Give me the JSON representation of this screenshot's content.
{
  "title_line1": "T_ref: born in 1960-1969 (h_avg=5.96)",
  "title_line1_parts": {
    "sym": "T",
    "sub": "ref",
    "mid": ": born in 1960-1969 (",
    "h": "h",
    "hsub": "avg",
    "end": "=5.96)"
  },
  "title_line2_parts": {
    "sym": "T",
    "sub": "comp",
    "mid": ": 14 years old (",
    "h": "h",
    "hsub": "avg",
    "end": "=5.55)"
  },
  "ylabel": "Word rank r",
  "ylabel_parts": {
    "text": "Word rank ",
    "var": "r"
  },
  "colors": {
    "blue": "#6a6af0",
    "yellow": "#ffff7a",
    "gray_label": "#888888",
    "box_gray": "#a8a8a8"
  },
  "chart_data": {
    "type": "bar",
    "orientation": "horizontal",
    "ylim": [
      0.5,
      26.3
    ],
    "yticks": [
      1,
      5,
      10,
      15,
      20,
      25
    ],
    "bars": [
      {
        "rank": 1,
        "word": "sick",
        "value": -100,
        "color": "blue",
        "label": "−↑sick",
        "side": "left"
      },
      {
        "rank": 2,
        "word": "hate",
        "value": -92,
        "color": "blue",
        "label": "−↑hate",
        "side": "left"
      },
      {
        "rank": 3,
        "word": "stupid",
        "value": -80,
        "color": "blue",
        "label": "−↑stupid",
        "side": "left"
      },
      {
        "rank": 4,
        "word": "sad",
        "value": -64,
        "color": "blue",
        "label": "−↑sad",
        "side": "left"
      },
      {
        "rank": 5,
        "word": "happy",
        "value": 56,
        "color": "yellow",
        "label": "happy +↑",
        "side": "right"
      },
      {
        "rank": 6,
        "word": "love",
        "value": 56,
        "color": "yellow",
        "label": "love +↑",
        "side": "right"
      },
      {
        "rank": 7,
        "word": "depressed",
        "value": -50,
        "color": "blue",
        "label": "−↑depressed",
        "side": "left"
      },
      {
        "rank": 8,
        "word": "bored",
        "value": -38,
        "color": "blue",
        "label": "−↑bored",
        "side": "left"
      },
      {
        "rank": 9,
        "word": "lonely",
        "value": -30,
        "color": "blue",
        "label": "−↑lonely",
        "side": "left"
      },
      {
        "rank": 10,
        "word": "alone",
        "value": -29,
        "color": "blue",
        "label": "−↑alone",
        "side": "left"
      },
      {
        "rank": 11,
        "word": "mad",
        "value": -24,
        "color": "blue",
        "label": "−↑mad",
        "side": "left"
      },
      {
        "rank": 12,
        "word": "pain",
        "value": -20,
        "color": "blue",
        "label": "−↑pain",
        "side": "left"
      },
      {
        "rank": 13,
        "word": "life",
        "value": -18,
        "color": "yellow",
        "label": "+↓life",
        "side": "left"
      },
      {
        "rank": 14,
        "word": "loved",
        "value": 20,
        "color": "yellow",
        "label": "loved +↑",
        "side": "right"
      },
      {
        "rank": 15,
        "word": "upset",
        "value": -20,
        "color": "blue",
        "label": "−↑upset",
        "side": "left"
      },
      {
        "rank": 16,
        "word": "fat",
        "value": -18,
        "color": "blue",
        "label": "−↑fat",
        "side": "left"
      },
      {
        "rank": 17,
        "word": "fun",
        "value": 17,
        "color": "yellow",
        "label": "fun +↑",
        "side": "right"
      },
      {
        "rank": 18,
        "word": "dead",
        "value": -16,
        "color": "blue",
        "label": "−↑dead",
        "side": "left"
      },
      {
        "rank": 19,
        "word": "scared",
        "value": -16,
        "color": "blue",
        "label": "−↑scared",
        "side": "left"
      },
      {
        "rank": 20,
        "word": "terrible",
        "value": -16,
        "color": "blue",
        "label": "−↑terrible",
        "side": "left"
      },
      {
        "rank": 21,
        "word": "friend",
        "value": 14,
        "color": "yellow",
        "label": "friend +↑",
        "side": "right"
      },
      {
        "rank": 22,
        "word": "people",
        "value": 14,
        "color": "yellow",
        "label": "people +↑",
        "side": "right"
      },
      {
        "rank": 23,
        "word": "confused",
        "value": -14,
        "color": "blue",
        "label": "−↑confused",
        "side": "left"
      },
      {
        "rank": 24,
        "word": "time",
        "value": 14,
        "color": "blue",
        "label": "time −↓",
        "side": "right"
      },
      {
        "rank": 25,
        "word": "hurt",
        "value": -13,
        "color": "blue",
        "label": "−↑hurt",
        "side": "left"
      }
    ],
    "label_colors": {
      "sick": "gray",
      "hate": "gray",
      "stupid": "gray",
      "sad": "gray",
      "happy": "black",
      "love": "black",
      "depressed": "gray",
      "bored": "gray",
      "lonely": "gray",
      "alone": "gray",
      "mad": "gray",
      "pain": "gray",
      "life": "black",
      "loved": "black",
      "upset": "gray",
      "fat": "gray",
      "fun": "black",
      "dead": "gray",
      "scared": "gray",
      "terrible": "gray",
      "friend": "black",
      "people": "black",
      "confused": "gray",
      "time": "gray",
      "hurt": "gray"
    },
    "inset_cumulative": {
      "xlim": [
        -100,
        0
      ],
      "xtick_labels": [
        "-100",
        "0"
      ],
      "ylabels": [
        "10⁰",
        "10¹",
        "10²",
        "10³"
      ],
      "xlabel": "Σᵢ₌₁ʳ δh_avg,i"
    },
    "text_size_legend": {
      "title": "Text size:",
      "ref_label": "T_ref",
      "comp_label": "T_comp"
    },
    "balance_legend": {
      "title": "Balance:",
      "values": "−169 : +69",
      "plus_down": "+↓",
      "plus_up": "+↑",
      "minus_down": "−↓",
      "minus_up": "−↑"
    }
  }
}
══════
| Exercise objective |
Copy out the full material exactly as it appears.

| Full response |
Give me the JSON representation of this screenshot's content.
{
  "title_line1": "T_ref: born in 1960-1969 (h_avg=5.96)",
  "title_line1_parts": {
    "sym": "T",
    "sub": "ref",
    "mid": ": born in 1960-1969 (",
    "h": "h",
    "hsub": "avg",
    "end": "=5.96)"
  },
  "title_line2_parts": {
    "sym": "T",
    "sub": "comp",
    "mid": ": 14 years old (",
    "h": "h",
    "hsub": "avg",
    "end": "=5.55)"
  },
  "ylabel": "Word rank r",
  "ylabel_parts": {
    "text": "Word rank ",
    "var": "r"
  },
  "colors": {
    "blue": "#6a6af0",
    "yellow": "#ffff7a",
    "gray_label": "#888888",
    "box_gray": "#a8a8a8"
  },
  "chart_data": {
    "type": "bar",
    "orientation": "horizontal",
    "ylim": [
      0.5,
      26.3
    ],
    "yticks": [
      1,
      5,
      10,
      15,
      20,
      25
    ],
    "bars": [
      {
        "rank": 1,
        "word": "sick",
        "value": -100,
        "color": "blue",
        "label": "−↑sick",
        "side": "left"
      },
      {
        "rank": 2,
        "word": "hate",
        "value": -92,
        "color": "blue",
        "label": "−↑hate",
        "side": "left"
      },
      {
        "rank": 3,
        "word": "stupid",
        "value": -80,
        "color": "blue",
        "label": "−↑stupid",
        "side": "left"
      },
      {
        "rank": 4,
        "word": "sad",
        "value": -64,
        "color": "blue",
        "label": "−↑sad",
        "side": "left"
      },
      {
        "rank": 5,
        "word": "happy",
        "value": 56,
        "color": "yellow",
        "label": "happy +↑",
        "side": "right"
      },
      {
        "rank": 6,
        "word": "love",
        "value": 56,
        "color": "yellow",
        "label": "love +↑",
        "side": "right"
      },
      {
        "rank": 7,
        "word": "depressed",
        "value": -50,
        "color": "blue",
        "label": "−↑depressed",
        "side": "left"
      },
      {
        "rank": 8,
        "word": "bored",
        "value": -38,
        "color": "blue",
        "label": "−↑bored",
        "side": "left"
      },
      {
        "rank": 9,
        "word": "lonely",
        "value": -30,
        "color": "blue",
        "label": "−↑lonely",
        "side": "left"
      },
      {
        "rank": 10,
        "word": "alone",
        "value": -29,
        "color": "blue",
        "label": "−↑alone",
        "side": "left"
      },
      {
        "rank": 11,
        "word": "mad",
        "value": -24,
        "color": "blue",
        "label": "−↑mad",
        "side": "left"
      },
      {
        "rank": 12,
        "word": "pain",
        "value": -20,
        "color": "blue",
        "label": "−↑pain",
        "side": "left"
      },
      {
        "rank": 13,
        "word": "life",
        "value": -18,
        "color": "yellow",
        "label": "+↓life",
        "side": "left"
      },
      {
        "rank": 14,
        "word": "loved",
        "value": 20,
        "color": "yellow",
        "label": "loved +↑",
        "side": "right"
      },
      {
        "rank": 15,
        "word": "upset",
        "value": -20,
        "color": "blue",
        "label": "−↑upset",
        "side": "left"
      },
      {
        "rank": 16,
        "word": "fat",
        "value": -18,
        "color": "blue",
        "label": "−↑fat",
        "side": "left"
      },
      {
        "rank": 17,
        "word": "fun",
        "value": 17,
        "color": "yellow",
        "label": "fun +↑",
        "side": "right"
      },
      {
        "rank": 18,
        "word": "dead",
        "value": -16,
        "color": "blue",
        "label": "−↑dead",
        "side": "left"
      },
      {
        "rank": 19,
        "word": "scared",
        "value": -16,
        "color": "blue",
        "label": "−↑scared",
        "side": "left"
      },
      {
        "rank": 20,
        "word": "terrible",
        "value": -16,
        "color": "blue",
        "label": "−↑terrible",
        "side": "left"
      },
      {
        "rank": 21,
        "word": "friend",
        "value": 14,
        "color": "yellow",
        "label": "friend +↑",
        "side": "right"
      },
      {
        "rank": 22,
        "word": "people",
        "value": 14,
        "color": "yellow",
        "label": "people +↑",
        "side": "right"
      },
      {
        "rank": 23,
        "word": "confused",
        "value": -14,
        "color": "blue",
        "label": "−↑confused",
        "side": "left"
      },
      {
        "rank": 24,
        "word": "time",
        "value": 14,
        "color": "blue",
        "label": "time −↓",
        "side": "right"
      },
      {
        "rank": 25,
        "word": "hurt",
        "value": -13,
        "color": "blue",
        "label": "−↑hurt",
        "side": "left"
      }
    ],
    "label_colors": {
      "sick": "gray",
      "hate": "gray",
      "stupid": "gray",
      "sad": "gray",
      "happy": "black",
      "love": "black",
      "depressed": "gray",
      "bored": "gray",
      "lonely": "gray",
      "alone": "gray",
      "mad": "gray",
      "pain": "gray",
      "life": "black",
      "loved": "black",
      "upset": "gray",
      "fat": "gray",
      "fun": "black",
      "dead": "gray",
      "scared": "gray",
      "terrible": "gray",
      "friend": "black",
      "people": "black",
      "confused": "gray",
      "time": "gray",
      "hurt": "gray"
    },
    "inset_cumulative": {
      "xlim": [
        -100,
        0
      ],
      "xtick_labels": [
        "-100",
        "0"
      ],
      "ylabels": [
        "10⁰",
        "10¹",
        "10²",
        "10³"
      ],
      "xlabel": "Σᵢ₌₁ʳ δh_avg,i"
    },
    "text_size_legend": {
      "title": "Text size:",
      "ref_label": "T_ref",
      "comp_label": "T_comp"
    },
    "balance_legend": {
      "title": "Balance:",
      "values": "−169 : +69",
      "plus_down": "+↓",
      "plus_up": "+↑",
      "minus_down": "−↓",
      "minus_up": "−↑"
    }
  }
}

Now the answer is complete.